-- Task instructions --
Gather each line of the entries below that includes "headline".
**** Records for this exercise
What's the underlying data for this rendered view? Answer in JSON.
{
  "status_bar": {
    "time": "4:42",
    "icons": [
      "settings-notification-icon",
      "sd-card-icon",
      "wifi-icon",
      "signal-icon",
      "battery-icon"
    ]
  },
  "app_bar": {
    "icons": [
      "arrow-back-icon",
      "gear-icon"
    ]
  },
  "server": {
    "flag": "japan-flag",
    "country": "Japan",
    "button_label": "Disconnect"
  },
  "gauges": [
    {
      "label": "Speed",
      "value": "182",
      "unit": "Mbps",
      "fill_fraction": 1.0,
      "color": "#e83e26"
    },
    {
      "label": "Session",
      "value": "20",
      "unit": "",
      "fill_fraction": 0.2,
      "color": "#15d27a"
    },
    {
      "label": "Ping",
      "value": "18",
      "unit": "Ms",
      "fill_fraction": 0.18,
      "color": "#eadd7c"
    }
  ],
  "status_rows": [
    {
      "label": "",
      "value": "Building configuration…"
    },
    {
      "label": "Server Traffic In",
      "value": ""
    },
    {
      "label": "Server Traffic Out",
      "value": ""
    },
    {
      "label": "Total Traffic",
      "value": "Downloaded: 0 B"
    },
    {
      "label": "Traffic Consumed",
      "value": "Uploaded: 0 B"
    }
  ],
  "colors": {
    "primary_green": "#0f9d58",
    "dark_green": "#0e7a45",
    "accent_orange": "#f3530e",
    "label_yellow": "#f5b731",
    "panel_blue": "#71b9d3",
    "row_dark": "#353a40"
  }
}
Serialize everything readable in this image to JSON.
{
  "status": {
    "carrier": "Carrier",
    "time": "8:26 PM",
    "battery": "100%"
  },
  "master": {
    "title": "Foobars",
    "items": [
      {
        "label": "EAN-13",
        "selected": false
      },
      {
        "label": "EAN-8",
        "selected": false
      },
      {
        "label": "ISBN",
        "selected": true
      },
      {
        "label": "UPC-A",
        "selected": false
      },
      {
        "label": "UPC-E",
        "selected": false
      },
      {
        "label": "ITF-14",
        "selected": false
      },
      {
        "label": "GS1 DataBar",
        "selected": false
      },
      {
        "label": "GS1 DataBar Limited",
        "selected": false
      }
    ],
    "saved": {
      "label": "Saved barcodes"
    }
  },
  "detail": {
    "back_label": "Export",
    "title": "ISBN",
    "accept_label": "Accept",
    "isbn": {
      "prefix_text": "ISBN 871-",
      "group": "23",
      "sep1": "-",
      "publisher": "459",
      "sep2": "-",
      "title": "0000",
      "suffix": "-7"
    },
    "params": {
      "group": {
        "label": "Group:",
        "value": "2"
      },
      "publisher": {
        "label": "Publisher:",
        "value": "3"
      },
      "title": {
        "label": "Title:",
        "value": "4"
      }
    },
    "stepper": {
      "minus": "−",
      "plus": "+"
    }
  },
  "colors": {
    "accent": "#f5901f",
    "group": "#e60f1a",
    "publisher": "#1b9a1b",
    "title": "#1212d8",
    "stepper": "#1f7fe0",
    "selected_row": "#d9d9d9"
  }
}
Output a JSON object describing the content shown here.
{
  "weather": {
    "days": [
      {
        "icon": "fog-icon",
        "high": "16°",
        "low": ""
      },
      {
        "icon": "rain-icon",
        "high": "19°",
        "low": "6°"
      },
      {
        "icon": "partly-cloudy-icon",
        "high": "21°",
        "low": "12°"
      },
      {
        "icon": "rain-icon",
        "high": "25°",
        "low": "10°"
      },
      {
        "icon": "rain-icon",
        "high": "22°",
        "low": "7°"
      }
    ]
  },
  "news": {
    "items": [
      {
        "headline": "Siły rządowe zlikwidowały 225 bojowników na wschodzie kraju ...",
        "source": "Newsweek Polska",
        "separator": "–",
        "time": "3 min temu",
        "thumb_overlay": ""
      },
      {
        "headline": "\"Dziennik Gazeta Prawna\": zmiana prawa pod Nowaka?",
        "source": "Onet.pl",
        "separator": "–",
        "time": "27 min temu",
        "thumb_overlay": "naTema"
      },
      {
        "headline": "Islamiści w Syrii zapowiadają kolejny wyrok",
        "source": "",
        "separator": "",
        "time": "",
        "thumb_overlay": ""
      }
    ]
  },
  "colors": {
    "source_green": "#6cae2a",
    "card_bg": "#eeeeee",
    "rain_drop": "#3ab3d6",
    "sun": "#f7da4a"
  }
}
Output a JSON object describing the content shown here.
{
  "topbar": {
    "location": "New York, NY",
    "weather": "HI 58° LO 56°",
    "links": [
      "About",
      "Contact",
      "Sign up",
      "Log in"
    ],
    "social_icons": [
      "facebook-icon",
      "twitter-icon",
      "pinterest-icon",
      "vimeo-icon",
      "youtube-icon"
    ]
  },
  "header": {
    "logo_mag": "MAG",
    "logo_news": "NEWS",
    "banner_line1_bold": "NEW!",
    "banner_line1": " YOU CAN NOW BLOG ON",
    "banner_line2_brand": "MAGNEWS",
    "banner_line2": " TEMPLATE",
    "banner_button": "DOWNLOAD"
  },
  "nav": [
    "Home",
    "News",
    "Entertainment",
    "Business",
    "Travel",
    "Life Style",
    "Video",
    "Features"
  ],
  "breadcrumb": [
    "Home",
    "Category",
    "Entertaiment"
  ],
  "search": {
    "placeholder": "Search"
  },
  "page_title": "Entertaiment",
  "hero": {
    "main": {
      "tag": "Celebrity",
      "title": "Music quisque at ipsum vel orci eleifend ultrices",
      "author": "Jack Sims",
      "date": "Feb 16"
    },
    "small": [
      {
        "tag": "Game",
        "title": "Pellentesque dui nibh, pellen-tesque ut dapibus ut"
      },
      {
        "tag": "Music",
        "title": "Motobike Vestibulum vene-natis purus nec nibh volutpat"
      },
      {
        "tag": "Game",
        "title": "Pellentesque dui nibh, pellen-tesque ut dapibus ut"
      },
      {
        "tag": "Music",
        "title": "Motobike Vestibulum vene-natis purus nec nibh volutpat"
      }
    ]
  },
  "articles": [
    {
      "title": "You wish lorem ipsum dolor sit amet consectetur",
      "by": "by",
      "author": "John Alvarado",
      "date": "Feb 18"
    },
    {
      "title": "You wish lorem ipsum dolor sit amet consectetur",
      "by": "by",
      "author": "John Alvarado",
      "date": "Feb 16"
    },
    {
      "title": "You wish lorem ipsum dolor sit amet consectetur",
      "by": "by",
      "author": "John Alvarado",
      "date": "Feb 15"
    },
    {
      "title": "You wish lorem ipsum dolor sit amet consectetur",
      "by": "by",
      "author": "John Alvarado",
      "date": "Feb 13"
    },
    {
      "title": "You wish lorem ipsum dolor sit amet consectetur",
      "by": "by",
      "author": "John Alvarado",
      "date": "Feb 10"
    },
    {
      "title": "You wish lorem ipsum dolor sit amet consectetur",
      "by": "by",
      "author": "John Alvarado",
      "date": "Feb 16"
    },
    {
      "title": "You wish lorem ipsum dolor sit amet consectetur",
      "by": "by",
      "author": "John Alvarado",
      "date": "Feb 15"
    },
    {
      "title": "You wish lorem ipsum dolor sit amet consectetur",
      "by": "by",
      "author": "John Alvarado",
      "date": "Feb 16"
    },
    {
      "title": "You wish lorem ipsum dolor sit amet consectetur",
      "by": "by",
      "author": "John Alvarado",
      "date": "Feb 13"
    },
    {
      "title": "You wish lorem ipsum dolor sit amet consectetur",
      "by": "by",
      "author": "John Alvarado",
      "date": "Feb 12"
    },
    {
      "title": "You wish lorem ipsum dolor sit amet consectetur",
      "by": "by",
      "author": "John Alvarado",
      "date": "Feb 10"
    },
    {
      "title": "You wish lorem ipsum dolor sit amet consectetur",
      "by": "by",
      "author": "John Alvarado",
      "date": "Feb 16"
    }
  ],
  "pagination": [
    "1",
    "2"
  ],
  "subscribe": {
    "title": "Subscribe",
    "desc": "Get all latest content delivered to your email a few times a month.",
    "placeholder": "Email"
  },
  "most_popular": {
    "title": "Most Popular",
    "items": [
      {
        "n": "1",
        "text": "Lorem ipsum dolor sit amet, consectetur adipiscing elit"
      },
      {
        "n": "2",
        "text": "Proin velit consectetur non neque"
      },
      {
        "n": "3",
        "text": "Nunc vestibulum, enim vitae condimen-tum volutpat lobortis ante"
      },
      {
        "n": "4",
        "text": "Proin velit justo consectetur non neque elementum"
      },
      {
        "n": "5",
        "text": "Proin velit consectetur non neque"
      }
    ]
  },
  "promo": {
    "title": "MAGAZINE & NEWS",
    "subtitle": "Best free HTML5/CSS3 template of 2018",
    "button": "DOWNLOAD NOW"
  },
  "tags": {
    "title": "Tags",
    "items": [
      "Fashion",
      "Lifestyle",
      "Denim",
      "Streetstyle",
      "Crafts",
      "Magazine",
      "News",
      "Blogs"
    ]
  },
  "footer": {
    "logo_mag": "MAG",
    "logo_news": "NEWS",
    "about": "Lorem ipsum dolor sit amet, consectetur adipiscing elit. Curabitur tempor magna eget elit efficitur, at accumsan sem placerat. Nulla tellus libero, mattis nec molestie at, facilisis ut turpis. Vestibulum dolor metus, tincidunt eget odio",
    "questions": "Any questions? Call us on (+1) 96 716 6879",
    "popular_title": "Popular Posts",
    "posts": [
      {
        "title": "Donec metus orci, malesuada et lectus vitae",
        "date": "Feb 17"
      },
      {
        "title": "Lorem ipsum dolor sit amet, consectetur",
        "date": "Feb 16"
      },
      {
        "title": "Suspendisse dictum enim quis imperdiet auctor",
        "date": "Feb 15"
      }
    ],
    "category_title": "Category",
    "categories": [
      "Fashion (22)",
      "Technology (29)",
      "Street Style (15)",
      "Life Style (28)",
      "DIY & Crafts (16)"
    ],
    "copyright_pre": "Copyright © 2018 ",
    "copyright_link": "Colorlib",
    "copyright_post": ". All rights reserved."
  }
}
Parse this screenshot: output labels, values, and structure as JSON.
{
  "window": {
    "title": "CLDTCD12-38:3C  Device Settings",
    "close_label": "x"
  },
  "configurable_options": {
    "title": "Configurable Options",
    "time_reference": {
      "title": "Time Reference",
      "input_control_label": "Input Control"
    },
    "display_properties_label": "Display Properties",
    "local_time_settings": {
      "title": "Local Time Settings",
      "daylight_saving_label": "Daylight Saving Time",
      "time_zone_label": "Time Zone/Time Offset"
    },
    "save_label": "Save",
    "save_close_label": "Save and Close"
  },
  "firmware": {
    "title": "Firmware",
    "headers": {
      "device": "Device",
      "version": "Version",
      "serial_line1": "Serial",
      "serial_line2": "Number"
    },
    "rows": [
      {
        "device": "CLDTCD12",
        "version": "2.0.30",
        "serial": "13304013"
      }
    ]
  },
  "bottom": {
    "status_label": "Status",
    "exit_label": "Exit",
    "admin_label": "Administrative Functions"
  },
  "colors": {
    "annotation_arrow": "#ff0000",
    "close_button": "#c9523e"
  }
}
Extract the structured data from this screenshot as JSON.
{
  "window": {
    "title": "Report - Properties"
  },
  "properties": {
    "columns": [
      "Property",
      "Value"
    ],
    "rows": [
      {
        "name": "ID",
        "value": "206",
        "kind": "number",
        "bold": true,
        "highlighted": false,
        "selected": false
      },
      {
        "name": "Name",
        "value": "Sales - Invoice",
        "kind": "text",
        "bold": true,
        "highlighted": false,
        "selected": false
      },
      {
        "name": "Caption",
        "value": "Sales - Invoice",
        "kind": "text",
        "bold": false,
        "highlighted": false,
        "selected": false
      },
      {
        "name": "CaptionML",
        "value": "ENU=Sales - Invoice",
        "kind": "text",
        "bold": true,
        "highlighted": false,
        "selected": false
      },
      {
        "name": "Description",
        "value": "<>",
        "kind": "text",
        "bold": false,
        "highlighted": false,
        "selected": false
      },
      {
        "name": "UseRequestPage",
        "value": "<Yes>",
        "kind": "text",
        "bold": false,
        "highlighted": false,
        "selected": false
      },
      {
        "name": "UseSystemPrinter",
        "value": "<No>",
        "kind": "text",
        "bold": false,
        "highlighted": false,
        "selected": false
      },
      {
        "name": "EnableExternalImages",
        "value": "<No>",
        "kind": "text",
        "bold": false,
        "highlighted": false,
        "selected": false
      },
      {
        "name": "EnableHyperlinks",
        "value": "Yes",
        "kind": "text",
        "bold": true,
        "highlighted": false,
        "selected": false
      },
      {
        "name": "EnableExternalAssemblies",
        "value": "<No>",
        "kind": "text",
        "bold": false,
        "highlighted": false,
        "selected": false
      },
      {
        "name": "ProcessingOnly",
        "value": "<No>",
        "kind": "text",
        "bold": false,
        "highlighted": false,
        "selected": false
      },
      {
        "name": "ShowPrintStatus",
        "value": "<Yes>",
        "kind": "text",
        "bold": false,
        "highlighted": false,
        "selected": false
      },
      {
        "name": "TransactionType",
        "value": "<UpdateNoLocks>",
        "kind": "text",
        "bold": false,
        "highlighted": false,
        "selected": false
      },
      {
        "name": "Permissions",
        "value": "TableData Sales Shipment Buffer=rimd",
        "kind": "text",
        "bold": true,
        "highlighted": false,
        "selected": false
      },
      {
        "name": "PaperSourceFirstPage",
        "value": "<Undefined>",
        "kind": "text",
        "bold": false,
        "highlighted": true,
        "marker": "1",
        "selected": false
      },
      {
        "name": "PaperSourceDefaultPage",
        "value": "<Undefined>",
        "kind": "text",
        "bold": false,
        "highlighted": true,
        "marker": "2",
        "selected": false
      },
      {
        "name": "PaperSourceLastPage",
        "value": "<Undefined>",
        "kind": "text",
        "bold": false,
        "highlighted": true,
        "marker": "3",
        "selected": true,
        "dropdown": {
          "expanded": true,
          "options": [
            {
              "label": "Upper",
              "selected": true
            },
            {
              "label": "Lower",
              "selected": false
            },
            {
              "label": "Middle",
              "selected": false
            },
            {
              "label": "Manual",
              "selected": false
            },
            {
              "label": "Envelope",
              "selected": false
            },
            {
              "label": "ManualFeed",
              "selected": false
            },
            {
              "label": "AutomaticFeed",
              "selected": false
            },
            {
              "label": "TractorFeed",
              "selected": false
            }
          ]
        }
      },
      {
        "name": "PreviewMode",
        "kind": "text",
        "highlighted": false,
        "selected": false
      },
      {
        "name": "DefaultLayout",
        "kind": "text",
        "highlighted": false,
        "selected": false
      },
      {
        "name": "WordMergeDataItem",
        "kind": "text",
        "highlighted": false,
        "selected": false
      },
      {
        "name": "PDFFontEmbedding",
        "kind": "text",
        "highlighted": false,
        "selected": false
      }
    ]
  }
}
********
-- Solution --
        "headline": "Siły rządowe zlikwidowały 225 bojowników na wschodzie kraju ...",
        "headline": "\"Dziennik Gazeta Prawna\": zmiana prawa pod Nowaka?",
        "headline": "Islamiści w Syrii zapowiadają kolejny wyrok",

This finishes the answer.